— Start Input for this task —

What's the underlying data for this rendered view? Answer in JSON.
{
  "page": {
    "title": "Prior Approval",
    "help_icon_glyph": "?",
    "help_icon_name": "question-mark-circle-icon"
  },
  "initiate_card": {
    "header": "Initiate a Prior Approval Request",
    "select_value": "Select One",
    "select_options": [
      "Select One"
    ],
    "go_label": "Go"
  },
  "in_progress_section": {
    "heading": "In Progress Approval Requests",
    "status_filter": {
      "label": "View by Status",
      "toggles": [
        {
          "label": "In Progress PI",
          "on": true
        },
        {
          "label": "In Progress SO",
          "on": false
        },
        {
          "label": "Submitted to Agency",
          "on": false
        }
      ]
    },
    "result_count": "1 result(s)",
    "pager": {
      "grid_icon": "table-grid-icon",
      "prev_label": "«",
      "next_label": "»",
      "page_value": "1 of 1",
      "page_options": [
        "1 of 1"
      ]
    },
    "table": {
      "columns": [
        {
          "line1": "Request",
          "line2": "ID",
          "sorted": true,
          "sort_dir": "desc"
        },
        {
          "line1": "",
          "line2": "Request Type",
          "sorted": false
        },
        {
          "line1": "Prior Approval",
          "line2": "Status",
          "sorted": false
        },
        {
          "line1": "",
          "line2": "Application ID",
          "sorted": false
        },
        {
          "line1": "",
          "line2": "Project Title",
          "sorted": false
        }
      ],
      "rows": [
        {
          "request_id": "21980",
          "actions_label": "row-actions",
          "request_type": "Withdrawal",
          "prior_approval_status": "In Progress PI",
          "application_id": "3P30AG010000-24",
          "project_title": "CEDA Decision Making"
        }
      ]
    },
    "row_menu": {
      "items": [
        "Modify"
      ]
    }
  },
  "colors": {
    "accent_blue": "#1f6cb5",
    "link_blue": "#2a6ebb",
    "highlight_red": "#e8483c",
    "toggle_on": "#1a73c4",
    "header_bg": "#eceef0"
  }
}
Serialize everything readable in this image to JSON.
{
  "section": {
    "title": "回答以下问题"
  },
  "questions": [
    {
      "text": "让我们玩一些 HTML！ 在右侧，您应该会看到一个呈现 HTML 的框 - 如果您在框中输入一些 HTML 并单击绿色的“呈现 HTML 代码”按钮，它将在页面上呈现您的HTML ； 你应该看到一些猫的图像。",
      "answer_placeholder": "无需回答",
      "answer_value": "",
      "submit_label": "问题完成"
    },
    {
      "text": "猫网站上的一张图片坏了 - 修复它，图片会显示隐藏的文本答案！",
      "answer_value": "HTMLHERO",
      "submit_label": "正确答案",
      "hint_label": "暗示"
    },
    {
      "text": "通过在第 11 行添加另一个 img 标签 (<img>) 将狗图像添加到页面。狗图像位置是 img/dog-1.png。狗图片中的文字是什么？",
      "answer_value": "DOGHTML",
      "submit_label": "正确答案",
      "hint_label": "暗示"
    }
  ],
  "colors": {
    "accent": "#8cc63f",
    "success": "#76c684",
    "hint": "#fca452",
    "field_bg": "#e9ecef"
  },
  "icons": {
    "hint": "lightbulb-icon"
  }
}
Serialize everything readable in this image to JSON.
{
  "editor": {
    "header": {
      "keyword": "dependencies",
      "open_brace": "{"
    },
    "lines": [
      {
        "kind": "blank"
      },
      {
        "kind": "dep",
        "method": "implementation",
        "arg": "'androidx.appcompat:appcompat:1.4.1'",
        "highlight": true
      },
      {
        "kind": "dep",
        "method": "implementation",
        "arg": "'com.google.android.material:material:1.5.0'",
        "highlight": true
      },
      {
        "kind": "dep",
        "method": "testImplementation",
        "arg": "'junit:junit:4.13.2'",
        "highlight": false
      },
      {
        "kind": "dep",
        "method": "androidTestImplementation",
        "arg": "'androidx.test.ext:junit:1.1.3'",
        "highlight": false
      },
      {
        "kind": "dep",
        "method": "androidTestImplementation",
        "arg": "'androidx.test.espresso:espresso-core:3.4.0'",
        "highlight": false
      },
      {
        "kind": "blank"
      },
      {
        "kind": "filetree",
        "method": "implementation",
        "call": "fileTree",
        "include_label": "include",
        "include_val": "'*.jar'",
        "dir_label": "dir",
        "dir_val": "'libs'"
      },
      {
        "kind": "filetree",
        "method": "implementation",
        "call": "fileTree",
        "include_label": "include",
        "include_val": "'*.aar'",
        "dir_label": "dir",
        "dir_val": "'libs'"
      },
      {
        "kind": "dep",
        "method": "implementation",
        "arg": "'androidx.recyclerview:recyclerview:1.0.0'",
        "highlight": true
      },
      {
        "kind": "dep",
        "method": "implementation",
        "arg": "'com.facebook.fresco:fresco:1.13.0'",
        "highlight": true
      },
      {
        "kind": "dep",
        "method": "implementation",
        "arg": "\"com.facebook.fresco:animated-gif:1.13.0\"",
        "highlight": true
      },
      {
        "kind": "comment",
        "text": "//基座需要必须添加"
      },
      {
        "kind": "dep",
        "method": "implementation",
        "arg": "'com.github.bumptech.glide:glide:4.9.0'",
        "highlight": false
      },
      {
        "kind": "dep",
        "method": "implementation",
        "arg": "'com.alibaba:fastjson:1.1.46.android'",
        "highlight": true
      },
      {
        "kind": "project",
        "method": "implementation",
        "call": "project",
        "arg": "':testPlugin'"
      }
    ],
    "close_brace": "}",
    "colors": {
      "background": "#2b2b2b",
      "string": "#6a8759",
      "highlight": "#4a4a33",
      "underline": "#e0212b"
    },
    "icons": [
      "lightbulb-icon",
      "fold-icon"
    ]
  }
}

— End Input for this task —

→ Objective:
Extract all of the data shown above without alteration.

→ Task solution:
What's the underlying data for this rendered view? Answer in JSON.
{
  "page": {
    "title": "Prior Approval",
    "help_icon_glyph": "?",
    "help_icon_name": "question-mark-circle-icon"
  },
  "initiate_card": {
    "header": "Initiate a Prior Approval Request",
    "select_value": "Select One",
    "select_options": [
      "Select One"
    ],
    "go_label": "Go"
  },
  "in_progress_section": {
    "heading": "In Progress Approval Requests",
    "status_filter": {
      "label": "View by Status",
      "toggles": [
        {
          "label": "In Progress PI",
          "on": true
        },
        {
          "label": "In Progress SO",
          "on": false
        },
        {
          "label": "Submitted to Agency",
          "on": false
        }
      ]
    },
    "result_count": "1 result(s)",
    "pager": {
      "grid_icon": "table-grid-icon",
      "prev_label": "«",
      "next_label": "»",
      "page_value": "1 of 1",
      "page_options": [
        "1 of 1"
      ]
    },
    "table": {
      "columns": [
        {
          "line1": "Request",
          "line2": "ID",
          "sorted": true,
          "sort_dir": "desc"
        },
        {
          "line1": "",
          "line2": "Request Type",
          "sorted": false
        },
        {
          "line1": "Prior Approval",
          "line2": "Status",
          "sorted": false
        },
        {
          "line1": "",
          "line2": "Application ID",
          "sorted": false
        },
        {
          "line1": "",
          "line2": "Project Title",
          "sorted": false
        }
      ],
      "rows": [
        {
          "request_id": "21980",
          "actions_label": "row-actions",
          "request_type": "Withdrawal",
          "prior_approval_status": "In Progress PI",
          "application_id": "3P30AG010000-24",
          "project_title": "CEDA Decision Making"
        }
      ]
    },
    "row_menu": {
      "items": [
        "Modify"
      ]
    }
  },
  "colors": {
    "accent_blue": "#1f6cb5",
    "link_blue": "#2a6ebb",
    "highlight_red": "#e8483c",
    "toggle_on": "#1a73c4",
    "header_bg": "#eceef0"
  }
}
Serialize everything readable in this image to JSON.
{
  "section": {
    "title": "回答以下问题"
  },
  "questions": [
    {
      "text": "让我们玩一些 HTML！ 在右侧，您应该会看到一个呈现 HTML 的框 - 如果您在框中输入一些 HTML 并单击绿色的“呈现 HTML 代码”按钮，它将在页面上呈现您的HTML ； 你应该看到一些猫的图像。",
      "answer_placeholder": "无需回答",
      "answer_value": "",
      "submit_label": "问题完成"
    },
    {
      "text": "猫网站上的一张图片坏了 - 修复它，图片会显示隐藏的文本答案！",
      "answer_value": "HTMLHERO",
      "submit_label": "正确答案",
      "hint_label": "暗示"
    },
    {
      "text": "通过在第 11 行添加另一个 img 标签 (<img>) 将狗图像添加到页面。狗图像位置是 img/dog-1.png。狗图片中的文字是什么？",
      "answer_value": "DOGHTML",
      "submit_label": "正确答案",
      "hint_label": "暗示"
    }
  ],
  "colors": {
    "accent": "#8cc63f",
    "success": "#76c684",
    "hint": "#fca452",
    "field_bg": "#e9ecef"
  },
  "icons": {
    "hint": "lightbulb-icon"
  }
}
Serialize everything readable in this image to JSON.
{
  "editor": {
    "header": {
      "keyword": "dependencies",
      "open_brace": "{"
    },
    "lines": [
      {
        "kind": "blank"
      },
      {
        "kind": "dep",
        "method": "implementation",
        "arg": "'androidx.appcompat:appcompat:1.4.1'",
        "highlight": true
      },
      {
        "kind": "dep",
        "method": "implementation",
        "arg": "'com.google.android.material:material:1.5.0'",
        "highlight": true
      },
      {
        "kind": "dep",
        "method": "testImplementation",
        "arg": "'junit:junit:4.13.2'",
        "highlight": false
      },
      {
        "kind": "dep",
        "method": "androidTestImplementation",
        "arg": "'androidx.test.ext:junit:1.1.3'",
        "highlight": false
      },
      {
        "kind": "dep",
        "method": "androidTestImplementation",
        "arg": "'androidx.test.espresso:espresso-core:3.4.0'",
        "highlight": false
      },
      {
        "kind": "blank"
      },
      {
        "kind": "filetree",
        "method": "implementation",
        "call": "fileTree",
        "include_label": "include",
        "include_val": "'*.jar'",
        "dir_label": "dir",
        "dir_val": "'libs'"
      },
      {
        "kind": "filetree",
        "method": "implementation",
        "call": "fileTree",
        "include_label": "include",
        "include_val": "'*.aar'",
        "dir_label": "dir",
        "dir_val": "'libs'"
      },
      {
        "kind": "dep",
        "method": "implementation",
        "arg": "'androidx.recyclerview:recyclerview:1.0.0'",
        "highlight": true
      },
      {
        "kind": "dep",
        "method": "implementation",
        "arg": "'com.facebook.fresco:fresco:1.13.0'",
        "highlight": true
      },
      {
        "kind": "dep",
        "method": "implementation",
        "arg": "\"com.facebook.fresco:animated-gif:1.13.0\"",
        "highlight": true
      },
      {
        "kind": "comment",
        "text": "//基座需要必须添加"
      },
      {
        "kind": "dep",
        "method": "implementation",
        "arg": "'com.github.bumptech.glide:glide:4.9.0'",
        "highlight": false
      },
      {
        "kind": "dep",
        "method": "implementation",
        "arg": "'com.alibaba:fastjson:1.1.46.android'",
        "highlight": true
      },
      {
        "kind": "project",
        "method": "implementation",
        "call": "project",
        "arg": "':testPlugin'"
      }
    ],
    "close_brace": "}",
    "colors": {
      "background": "#2b2b2b",
      "string": "#6a8759",
      "highlight": "#4a4a33",
      "underline": "#e0212b"
    },
    "icons": [
      "lightbulb-icon",
      "fold-icon"
    ]
  }
}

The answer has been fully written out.